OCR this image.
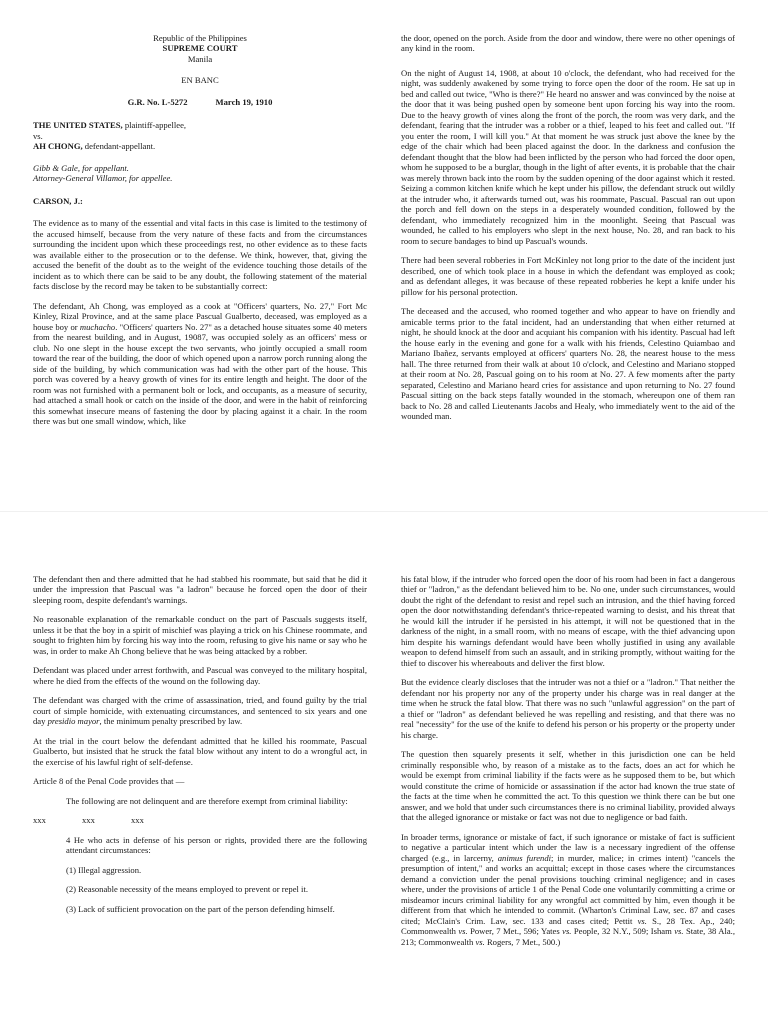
Republic of the Philippines

SUPREME COURT

Manila

EN BANC

G.R. No. L-5272	March 19, 1910

THE UNITED STATES, plaintiff-appellee,

vs.

AH CHONG, defendant-appellant.

Gibb & Gale, for appellant.

Attorney-General Villamor, for appellee.

CARSON, J.:

The evidence as to many of the essential and vital facts in this case is limited to the testimony of the accused himself, because from the very nature of these facts and from the circumstances surrounding the incident upon which these proceedings rest, no other evidence as to these facts was available either to the prosecution or to the defense. We think, however, that, giving the accused the benefit of the doubt as to the weight of the evidence touching those details of the incident as to which there can be said to be any doubt, the following statement of the material facts disclose by the record may be taken to be substantially correct:

The defendant, Ah Chong, was employed as a cook at "Officers' quarters, No. 27," Fort Mc Kinley, Rizal Province, and at the same place Pascual Gualberto, deceased, was employed as a house boy or muchacho. "Officers' quarters No. 27" as a detached house situates some 40 meters from the nearest building, and in August, 19087, was occupied solely as an officers' mess or club. No one slept in the house except the two servants, who jointly occupied a small room toward the rear of the building, the door of which opened upon a narrow porch running along the side of the building, by which communication was had with the other part of the house. This porch was covered by a heavy growth of vines for its entire length and height. The door of the room was not furnished with a permanent bolt or lock, and occupants, as a measure of security, had attached a small hook or catch on the inside of the door, and were in the habit of reinforcing this somewhat insecure means of fastening the door by placing against it a chair. In the room there was but one small window, which, like

the door, opened on the porch. Aside from the door and window, there were no other openings of any kind in the room.

On the night of August 14, 1908, at about 10 o'clock, the defendant, who had received for the night, was suddenly awakened by some trying to force open the door of the room. He sat up in bed and called out twice, "Who is there?" He heard no answer and was convinced by the noise at the door that it was being pushed open by someone bent upon forcing his way into the room. Due to the heavy growth of vines along the front of the porch, the room was very dark, and the defendant, fearing that the intruder was a robber or a thief, leaped to his feet and called out. "If you enter the room, I will kill you." At that moment he was struck just above the knee by the edge of the chair which had been placed against the door. In the darkness and confusion the defendant thought that the blow had been inflicted by the person who had forced the door open, whom he supposed to be a burglar, though in the light of after events, it is probable that the chair was merely thrown back into the room by the sudden opening of the door against which it rested. Seizing a common kitchen knife which he kept under his pillow, the defendant struck out wildly at the intruder who, it afterwards turned out, was his roommate, Pascual. Pascual ran out upon the porch and fell down on the steps in a desperately wounded condition, followed by the defendant, who immediately recognized him in the moonlight. Seeing that Pascual was wounded, he called to his employers who slept in the next house, No. 28, and ran back to his room to secure bandages to bind up Pascual's wounds.

There had been several robberies in Fort McKinley not long prior to the date of the incident just described, one of which took place in a house in which the defendant was employed as cook; and as defendant alleges, it was because of these repeated robberies he kept a knife under his pillow for his personal protection.

The deceased and the accused, who roomed together and who appear to have on friendly and amicable terms prior to the fatal incident, had an understanding that when either returned at night, he should knock at the door and acquiant his companion with his identity. Pascual had left the house early in the evening and gone for a walk with his friends, Celestino Quiambao and Mariano Ibañez, servants employed at officers' quarters No. 28, the nearest house to the mess hall. The three returned from their walk at about 10 o'clock, and Celestino and Mariano stopped at their room at No. 28, Pascual going on to his room at No. 27. A few moments after the party separated, Celestino and Mariano heard cries for assistance and upon returning to No. 27 found Pascual sitting on the back steps fatally wounded in the stomach, whereupon one of them ran back to No. 28 and called Lieutenants Jacobs and Healy, who immediately went to the aid of the wounded man.

The defendant then and there admitted that he had stabbed his roommate, but said that he did it under the impression that Pascual was "a ladron" because he forced open the door of their sleeping room, despite defendant's warnings.

No reasonable explanation of the remarkable conduct on the part of Pascuals suggests itself, unless it be that the boy in a spirit of mischief was playing a trick on his Chinese roommate, and sought to frighten him by forcing his way into the room, refusing to give his name or say who he was, in order to make Ah Chong believe that he was being attacked by a robber.

Defendant was placed under arrest forthwith, and Pascual was conveyed to the military hospital, where he died from the effects of the wound on the following day.

The defendant was charged with the crime of assassination, tried, and found guilty by the trial court of simple homicide, with extenuating circumstances, and sentenced to six years and one day presidio mayor, the minimum penalty prescribed by law.

At the trial in the court below the defendant admitted that he killed his roommate, Pascual Gualberto, but insisted that he struck the fatal blow without any intent to do a wrongful act, in the exercise of his lawful right of self-defense.

Article 8 of the Penal Code provides that —

The following are not delinquent and are therefore exempt from criminal liability:

xxx	xxx	xxx

4 He who acts in defense of his person or rights, provided there are the following attendant circumstances:

(1) Illegal aggression.

(2) Reasonable necessity of the means employed to prevent or repel it.

(3) Lack of sufficient provocation on the part of the person defending himself.

his fatal blow, if the intruder who forced open the door of his room had been in fact a dangerous thief or "ladron," as the defendant believed him to be. No one, under such circumstances, would doubt the right of the defendant to resist and repel such an intrusion, and the thief having forced open the door notwithstanding defendant's thrice-repeated warning to desist, and his threat that he would kill the intruder if he persisted in his attempt, it will not be questioned that in the darkness of the night, in a small room, with no means of escape, with the thief advancing upon him despite his warnings defendant would have been wholly justified in using any available weapon to defend himself from such an assault, and in striking promptly, without waiting for the thief to discover his whereabouts and deliver the first blow.

But the evidence clearly discloses that the intruder was not a thief or a "ladron." That neither the defendant nor his property nor any of the property under his charge was in real danger at the time when he struck the fatal blow. That there was no such "unlawful aggression" on the part of a thief or "ladron" as defendant believed he was repelling and resisting, and that there was no real "necessity" for the use of the knife to defend his person or his property or the property under his charge.

The question then squarely presents it self, whether in this jurisdiction one can be held criminally responsible who, by reason of a mistake as to the facts, does an act for which he would be exempt from criminal liability if the facts were as he supposed them to be, but which would constitute the crime of homicide or assassination if the actor had known the true state of the facts at the time when he committed the act. To this question we think there can be but one answer, and we hold that under such circumstances there is no criminal liability, provided always that the alleged ignorance or mistake or fact was not due to negligence or bad faith.

In broader terms, ignorance or mistake of fact, if such ignorance or mistake of fact is sufficient to negative a particular intent which under the law is a necessary ingredient of the offense charged (e.g., in larcerny, animus furendi; in murder, malice; in crimes intent) "cancels the presumption of intent," and works an acquittal; except in those cases where the circumstances demand a conviction under the penal provisions touching criminal negligence; and in cases where, under the provisions of article 1 of the Penal Code one voluntarily committing a crime or misdeamor incurs criminal liability for any wrongful act committed by him, even though it be different from that which he intended to commit. (Wharton's Criminal Law, sec. 87 and cases cited; McClain's Crim. Law, sec. 133 and cases cited; Pettit vs. S., 28 Tex. Ap., 240; Commonwealth vs. Power, 7 Met., 596; Yates vs. People, 32 N.Y., 509; Isham vs. State, 38 Ala., 213; Commonwealth vs. Rogers, 7 Met., 500.)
+++++
Task to carry out. Reproduce every record above exactly, omitting the pictures.

Result for this exercise.
OCR this image.
Republic of the Philippines

SUPREME COURT

Manila

EN BANC

G.R. No. L-5272	March 19, 1910

THE UNITED STATES, plaintiff-appellee,

vs.

AH CHONG, defendant-appellant.

Gibb & Gale, for appellant.

Attorney-General Villamor, for appellee.

CARSON, J.:

The evidence as to many of the essential and vital facts in this case is limited to the testimony of the accused himself, because from the very nature of these facts and from the circumstances surrounding the incident upon which these proceedings rest, no other evidence as to these facts was available either to the prosecution or to the defense. We think, however, that, giving the accused the benefit of the doubt as to the weight of the evidence touching those details of the incident as to which there can be said to be any doubt, the following statement of the material facts disclose by the record may be taken to be substantially correct:

The defendant, Ah Chong, was employed as a cook at "Officers' quarters, No. 27," Fort Mc Kinley, Rizal Province, and at the same place Pascual Gualberto, deceased, was employed as a house boy or muchacho. "Officers' quarters No. 27" as a detached house situates some 40 meters from the nearest building, and in August, 19087, was occupied solely as an officers' mess or club. No one slept in the house except the two servants, who jointly occupied a small room toward the rear of the building, the door of which opened upon a narrow porch running along the side of the building, by which communication was had with the other part of the house. This porch was covered by a heavy growth of vines for its entire length and height. The door of the room was not furnished with a permanent bolt or lock, and occupants, as a measure of security, had attached a small hook or catch on the inside of the door, and were in the habit of reinforcing this somewhat insecure means of fastening the door by placing against it a chair. In the room there was but one small window, which, like

the door, opened on the porch. Aside from the door and window, there were no other openings of any kind in the room.

On the night of August 14, 1908, at about 10 o'clock, the defendant, who had received for the night, was suddenly awakened by some trying to force open the door of the room. He sat up in bed and called out twice, "Who is there?" He heard no answer and was convinced by the noise at the door that it was being pushed open by someone bent upon forcing his way into the room. Due to the heavy growth of vines along the front of the porch, the room was very dark, and the defendant, fearing that the intruder was a robber or a thief, leaped to his feet and called out. "If you enter the room, I will kill you." At that moment he was struck just above the knee by the edge of the chair which had been placed against the door. In the darkness and confusion the defendant thought that the blow had been inflicted by the person who had forced the door open, whom he supposed to be a burglar, though in the light of after events, it is probable that the chair was merely thrown back into the room by the sudden opening of the door against which it rested. Seizing a common kitchen knife which he kept under his pillow, the defendant struck out wildly at the intruder who, it afterwards turned out, was his roommate, Pascual. Pascual ran out upon the porch and fell down on the steps in a desperately wounded condition, followed by the defendant, who immediately recognized him in the moonlight. Seeing that Pascual was wounded, he called to his employers who slept in the next house, No. 28, and ran back to his room to secure bandages to bind up Pascual's wounds.

There had been several robberies in Fort McKinley not long prior to the date of the incident just described, one of which took place in a house in which the defendant was employed as cook; and as defendant alleges, it was because of these repeated robberies he kept a knife under his pillow for his personal protection.

The deceased and the accused, who roomed together and who appear to have on friendly and amicable terms prior to the fatal incident, had an understanding that when either returned at night, he should knock at the door and acquiant his companion with his identity. Pascual had left the house early in the evening and gone for a walk with his friends, Celestino Quiambao and Mariano Ibañez, servants employed at officers' quarters No. 28, the nearest house to the mess hall. The three returned from their walk at about 10 o'clock, and Celestino and Mariano stopped at their room at No. 28, Pascual going on to his room at No. 27. A few moments after the party separated, Celestino and Mariano heard cries for assistance and upon returning to No. 27 found Pascual sitting on the back steps fatally wounded in the stomach, whereupon one of them ran back to No. 28 and called Lieutenants Jacobs and Healy, who immediately went to the aid of the wounded man.

The defendant then and there admitted that he had stabbed his roommate, but said that he did it under the impression that Pascual was "a ladron" because he forced open the door of their sleeping room, despite defendant's warnings.

No reasonable explanation of the remarkable conduct on the part of Pascuals suggests itself, unless it be that the boy in a spirit of mischief was playing a trick on his Chinese roommate, and sought to frighten him by forcing his way into the room, refusing to give his name or say who he was, in order to make Ah Chong believe that he was being attacked by a robber.

Defendant was placed under arrest forthwith, and Pascual was conveyed to the military hospital, where he died from the effects of the wound on the following day.

The defendant was charged with the crime of assassination, tried, and found guilty by the trial court of simple homicide, with extenuating circumstances, and sentenced to six years and one day presidio mayor, the minimum penalty prescribed by law.

At the trial in the court below the defendant admitted that he killed his roommate, Pascual Gualberto, but insisted that he struck the fatal blow without any intent to do a wrongful act, in the exercise of his lawful right of self-defense.

Article 8 of the Penal Code provides that —

The following are not delinquent and are therefore exempt from criminal liability:

xxx	xxx	xxx

4 He who acts in defense of his person or rights, provided there are the following attendant circumstances:

(1) Illegal aggression.

(2) Reasonable necessity of the means employed to prevent or repel it.

(3) Lack of sufficient provocation on the part of the person defending himself.

his fatal blow, if the intruder who forced open the door of his room had been in fact a dangerous thief or "ladron," as the defendant believed him to be. No one, under such circumstances, would doubt the right of the defendant to resist and repel such an intrusion, and the thief having forced open the door notwithstanding defendant's thrice-repeated warning to desist, and his threat that he would kill the intruder if he persisted in his attempt, it will not be questioned that in the darkness of the night, in a small room, with no means of escape, with the thief advancing upon him despite his warnings defendant would have been wholly justified in using any available weapon to defend himself from such an assault, and in striking promptly, without waiting for the thief to discover his whereabouts and deliver the first blow.

But the evidence clearly discloses that the intruder was not a thief or a "ladron." That neither the defendant nor his property nor any of the property under his charge was in real danger at the time when he struck the fatal blow. That there was no such "unlawful aggression" on the part of a thief or "ladron" as defendant believed he was repelling and resisting, and that there was no real "necessity" for the use of the knife to defend his person or his property or the property under his charge.

The question then squarely presents it self, whether in this jurisdiction one can be held criminally responsible who, by reason of a mistake as to the facts, does an act for which he would be exempt from criminal liability if the facts were as he supposed them to be, but which would constitute the crime of homicide or assassination if the actor had known the true state of the facts at the time when he committed the act. To this question we think there can be but one answer, and we hold that under such circumstances there is no criminal liability, provided always that the alleged ignorance or mistake or fact was not due to negligence or bad faith.

In broader terms, ignorance or mistake of fact, if such ignorance or mistake of fact is sufficient to negative a particular intent which under the law is a necessary ingredient of the offense charged (e.g., in larcerny, animus furendi; in murder, malice; in crimes intent) "cancels the presumption of intent," and works an acquittal; except in those cases where the circumstances demand a conviction under the penal provisions touching criminal negligence; and in cases where, under the provisions of article 1 of the Penal Code one voluntarily committing a crime or misdeamor incurs criminal liability for any wrongful act committed by him, even though it be different from that which he intended to commit. (Wharton's Criminal Law, sec. 87 and cases cited; McClain's Crim. Law, sec. 133 and cases cited; Pettit vs. S., 28 Tex. Ap., 240; Commonwealth vs. Power, 7 Met., 596; Yates vs. People, 32 N.Y., 509; Isham vs. State, 38 Ala., 213; Commonwealth vs. Rogers, 7 Met., 500.)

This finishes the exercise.